What the exercise asks:
Where a line of the material contains the string "Alanis", copy that line.

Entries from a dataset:
* START *

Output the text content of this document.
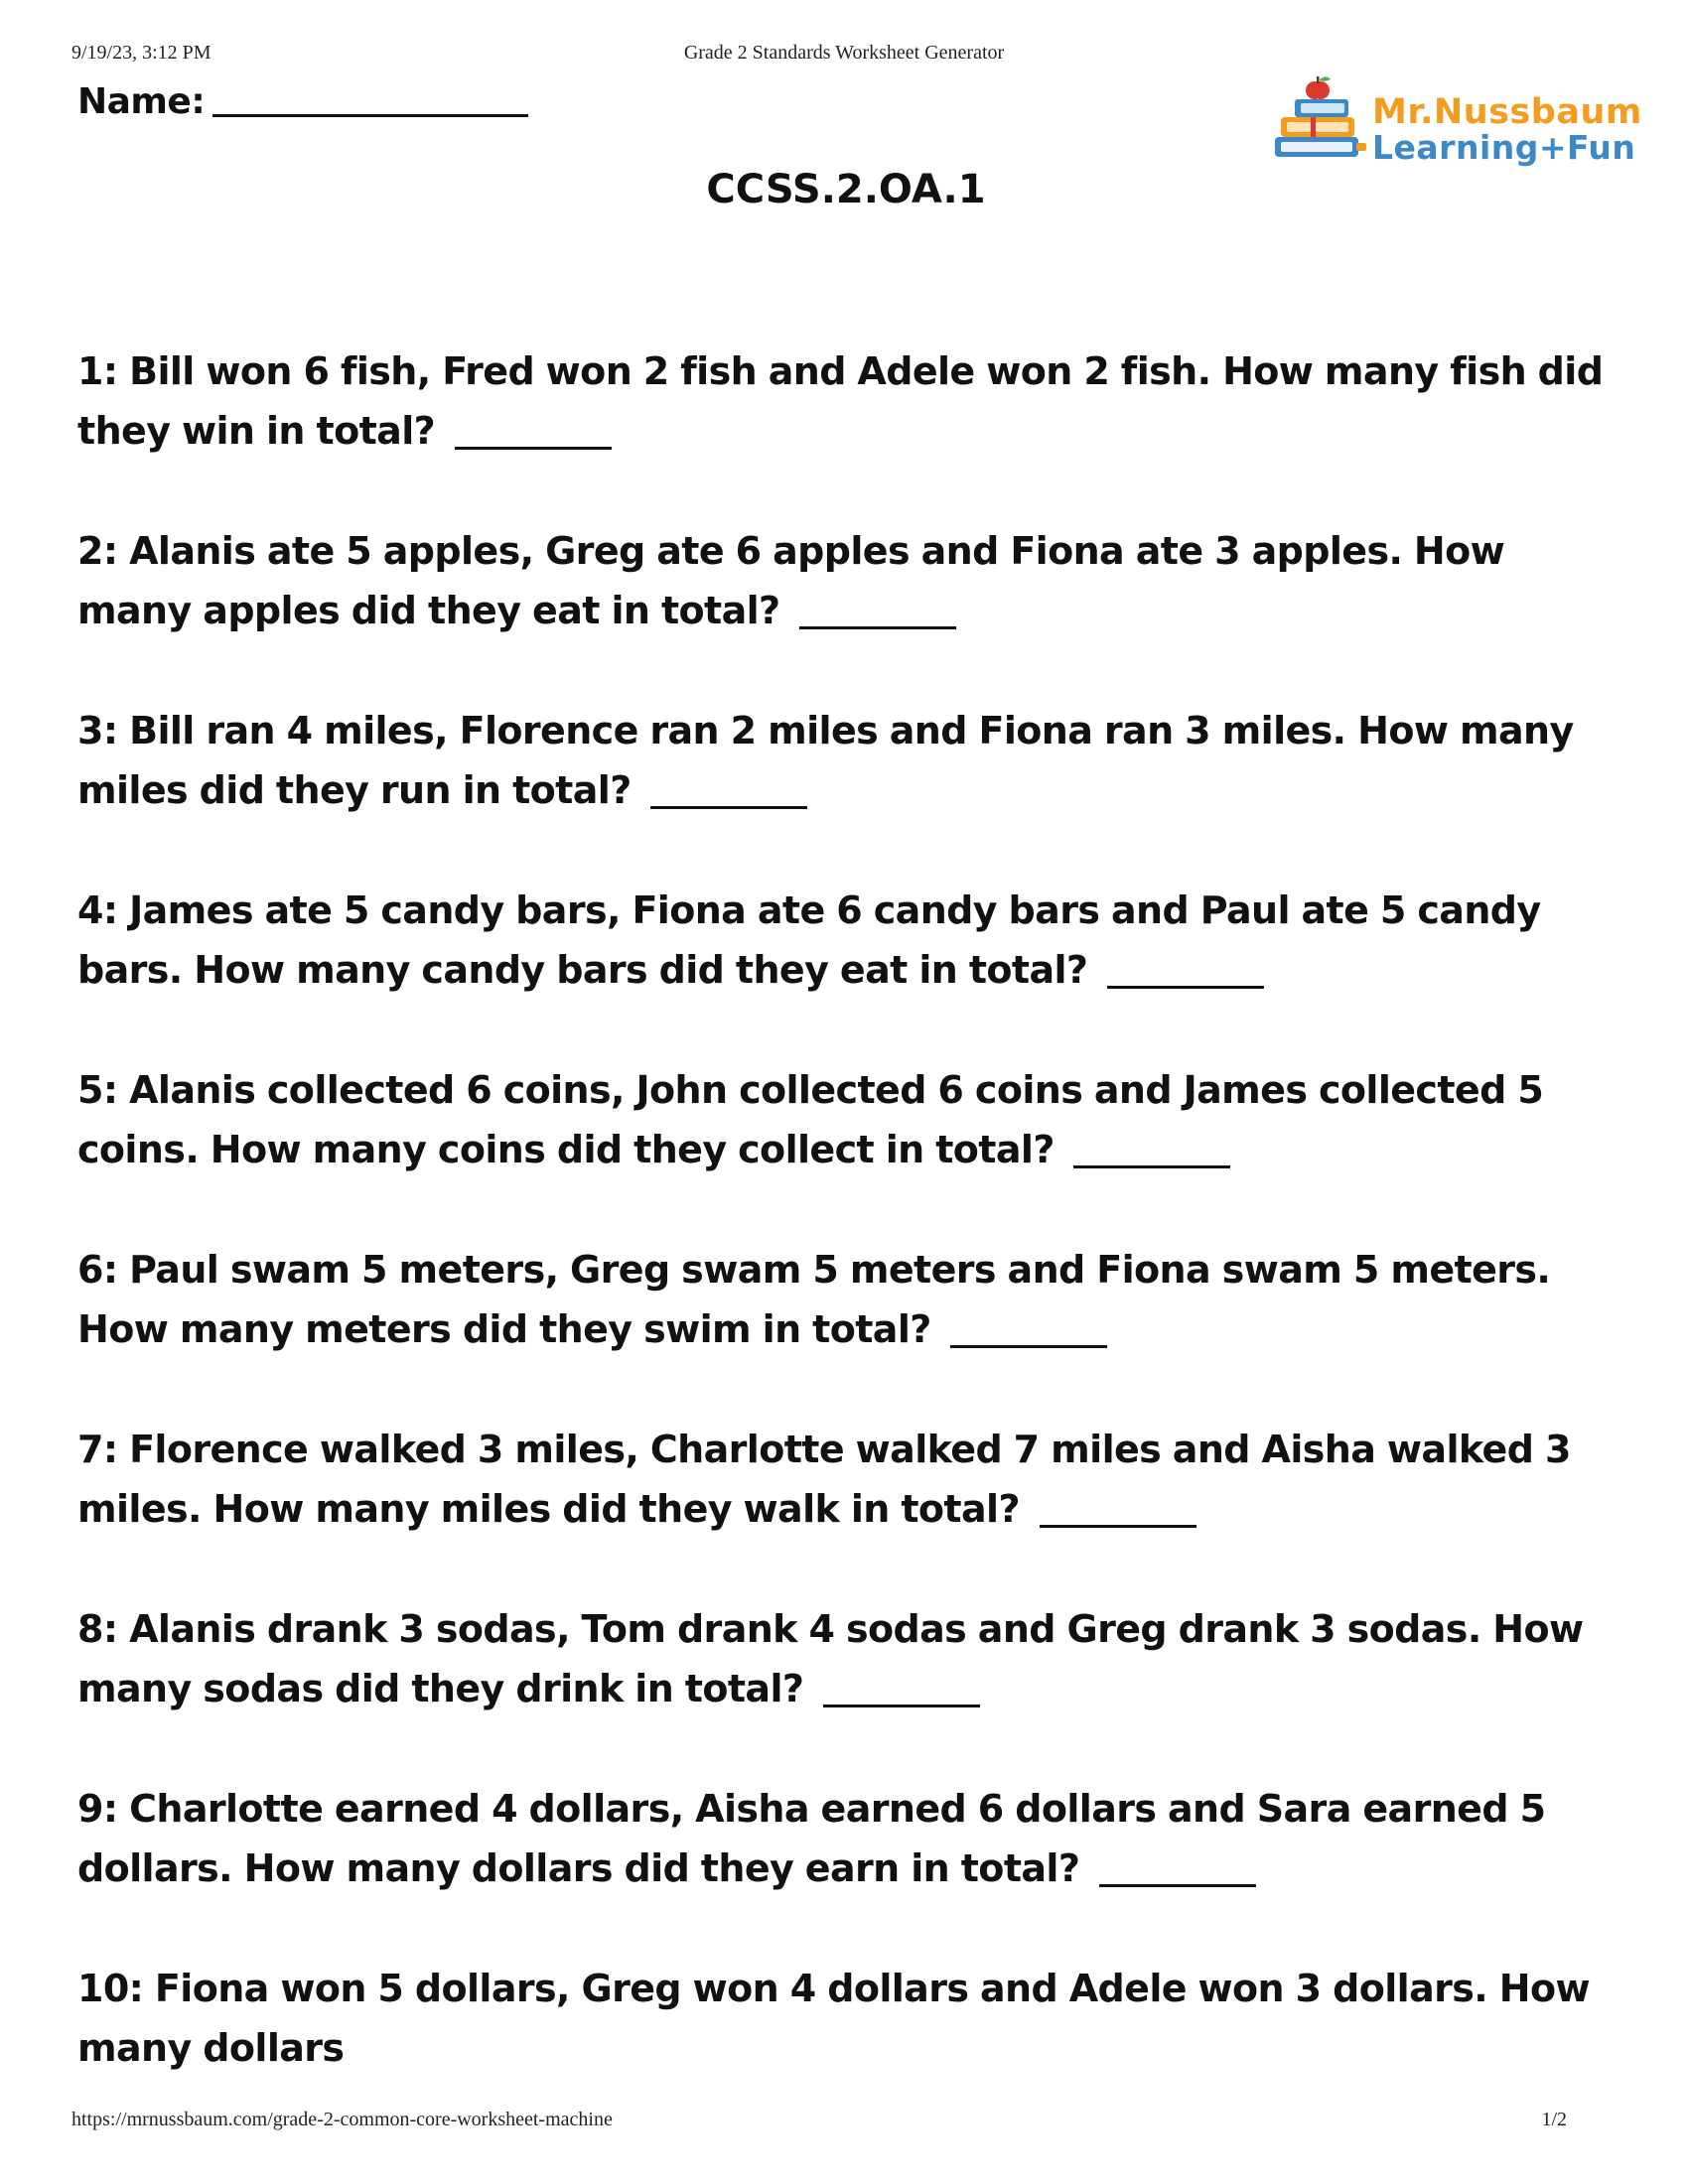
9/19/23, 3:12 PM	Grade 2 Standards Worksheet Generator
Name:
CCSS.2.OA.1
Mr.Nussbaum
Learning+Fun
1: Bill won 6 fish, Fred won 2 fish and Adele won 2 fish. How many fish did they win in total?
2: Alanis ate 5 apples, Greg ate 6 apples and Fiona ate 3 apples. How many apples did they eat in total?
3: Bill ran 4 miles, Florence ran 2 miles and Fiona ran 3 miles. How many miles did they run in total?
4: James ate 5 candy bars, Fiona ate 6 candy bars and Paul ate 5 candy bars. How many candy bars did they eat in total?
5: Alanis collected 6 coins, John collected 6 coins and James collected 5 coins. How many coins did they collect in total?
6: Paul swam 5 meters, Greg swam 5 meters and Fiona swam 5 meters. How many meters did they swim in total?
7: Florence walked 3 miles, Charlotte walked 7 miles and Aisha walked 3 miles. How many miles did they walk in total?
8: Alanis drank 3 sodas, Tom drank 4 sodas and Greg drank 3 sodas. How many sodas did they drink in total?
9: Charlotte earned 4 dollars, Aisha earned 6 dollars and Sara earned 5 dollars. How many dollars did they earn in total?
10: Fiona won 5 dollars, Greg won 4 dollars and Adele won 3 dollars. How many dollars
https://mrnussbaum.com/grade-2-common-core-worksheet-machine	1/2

* END *
* START *

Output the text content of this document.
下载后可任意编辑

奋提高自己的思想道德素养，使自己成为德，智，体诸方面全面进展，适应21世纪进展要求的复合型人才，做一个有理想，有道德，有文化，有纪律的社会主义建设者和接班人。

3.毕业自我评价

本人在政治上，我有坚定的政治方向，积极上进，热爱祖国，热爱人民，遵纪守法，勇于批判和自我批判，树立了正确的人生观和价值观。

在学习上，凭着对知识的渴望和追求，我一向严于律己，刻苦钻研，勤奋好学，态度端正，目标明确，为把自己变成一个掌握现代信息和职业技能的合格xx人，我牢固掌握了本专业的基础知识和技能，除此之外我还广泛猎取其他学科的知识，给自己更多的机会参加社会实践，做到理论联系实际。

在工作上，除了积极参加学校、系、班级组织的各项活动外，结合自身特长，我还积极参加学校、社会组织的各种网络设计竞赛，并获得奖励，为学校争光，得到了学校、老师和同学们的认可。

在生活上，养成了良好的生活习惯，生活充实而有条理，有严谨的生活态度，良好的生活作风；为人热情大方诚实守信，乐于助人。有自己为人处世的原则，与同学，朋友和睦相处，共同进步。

* END *

In response:
2: Alanis ate 5 apples, Greg ate 6 apples and Fiona ate 3 apples. How many apples did they eat in total?
5: Alanis collected 6 coins, John collected 6 coins and James collected 5 coins. How many coins did they collect in total?
8: Alanis drank 3 sodas, Tom drank 4 sodas and Greg drank 3 sodas. How many sodas did they drink in total?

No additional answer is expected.